(Records contained in a dataset)
###
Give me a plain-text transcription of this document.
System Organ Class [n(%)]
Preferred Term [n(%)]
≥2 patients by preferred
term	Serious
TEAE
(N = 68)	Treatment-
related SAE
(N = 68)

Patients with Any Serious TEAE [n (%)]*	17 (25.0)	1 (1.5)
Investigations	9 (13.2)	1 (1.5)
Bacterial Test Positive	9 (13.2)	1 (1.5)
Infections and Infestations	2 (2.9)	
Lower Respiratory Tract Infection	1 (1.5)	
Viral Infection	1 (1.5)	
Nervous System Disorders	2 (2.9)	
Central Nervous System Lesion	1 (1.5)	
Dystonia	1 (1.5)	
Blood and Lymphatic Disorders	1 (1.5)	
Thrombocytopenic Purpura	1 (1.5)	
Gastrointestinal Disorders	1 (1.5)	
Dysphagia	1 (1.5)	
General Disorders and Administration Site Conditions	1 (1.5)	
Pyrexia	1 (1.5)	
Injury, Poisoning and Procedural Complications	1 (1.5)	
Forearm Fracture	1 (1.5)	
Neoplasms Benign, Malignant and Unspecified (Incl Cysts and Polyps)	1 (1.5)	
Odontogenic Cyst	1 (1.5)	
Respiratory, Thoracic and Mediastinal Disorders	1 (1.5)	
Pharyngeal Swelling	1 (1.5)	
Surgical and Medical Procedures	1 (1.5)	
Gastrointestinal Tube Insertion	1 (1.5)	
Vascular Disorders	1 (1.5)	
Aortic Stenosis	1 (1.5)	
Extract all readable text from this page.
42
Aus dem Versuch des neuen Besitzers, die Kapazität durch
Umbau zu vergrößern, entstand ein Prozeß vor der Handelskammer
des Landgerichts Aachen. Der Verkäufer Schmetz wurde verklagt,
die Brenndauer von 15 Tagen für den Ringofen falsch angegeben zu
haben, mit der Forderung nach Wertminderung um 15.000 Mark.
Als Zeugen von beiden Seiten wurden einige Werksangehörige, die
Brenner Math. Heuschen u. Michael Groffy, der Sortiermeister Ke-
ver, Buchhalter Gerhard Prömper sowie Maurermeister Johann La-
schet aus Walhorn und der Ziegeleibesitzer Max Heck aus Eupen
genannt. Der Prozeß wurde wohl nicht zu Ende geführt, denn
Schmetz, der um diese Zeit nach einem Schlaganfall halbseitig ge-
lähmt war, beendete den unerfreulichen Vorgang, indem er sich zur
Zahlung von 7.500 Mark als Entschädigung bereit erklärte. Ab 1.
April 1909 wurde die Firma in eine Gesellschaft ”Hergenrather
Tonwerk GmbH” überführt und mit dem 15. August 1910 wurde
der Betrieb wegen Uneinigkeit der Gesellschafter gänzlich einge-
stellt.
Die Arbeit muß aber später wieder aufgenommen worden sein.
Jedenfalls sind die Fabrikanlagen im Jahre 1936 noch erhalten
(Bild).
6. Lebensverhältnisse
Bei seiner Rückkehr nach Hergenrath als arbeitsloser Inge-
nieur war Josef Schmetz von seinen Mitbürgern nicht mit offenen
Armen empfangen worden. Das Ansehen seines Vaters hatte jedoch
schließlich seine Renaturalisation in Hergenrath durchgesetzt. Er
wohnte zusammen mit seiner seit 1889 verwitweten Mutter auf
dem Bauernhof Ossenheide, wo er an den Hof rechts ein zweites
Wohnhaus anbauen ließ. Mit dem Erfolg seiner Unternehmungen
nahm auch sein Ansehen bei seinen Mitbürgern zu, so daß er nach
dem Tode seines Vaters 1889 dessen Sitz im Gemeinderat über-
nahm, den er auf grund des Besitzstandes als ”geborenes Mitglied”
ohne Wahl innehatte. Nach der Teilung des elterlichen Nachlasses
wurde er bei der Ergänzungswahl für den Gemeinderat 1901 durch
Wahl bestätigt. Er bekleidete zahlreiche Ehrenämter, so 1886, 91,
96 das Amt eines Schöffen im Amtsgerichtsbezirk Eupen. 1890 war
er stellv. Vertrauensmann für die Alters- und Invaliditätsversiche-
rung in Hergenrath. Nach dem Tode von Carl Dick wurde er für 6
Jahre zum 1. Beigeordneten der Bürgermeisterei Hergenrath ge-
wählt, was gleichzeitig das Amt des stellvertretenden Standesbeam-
###
=== Exercise directions ===
Each line above where the word "Ansehen" occurs should be copied out.

=== Written solution ===
Armen empfangen worden. Das Ansehen seines Vaters hatte jedoch
nahm auch sein Ansehen bei seinen Mitbürgern zu, so daß er nach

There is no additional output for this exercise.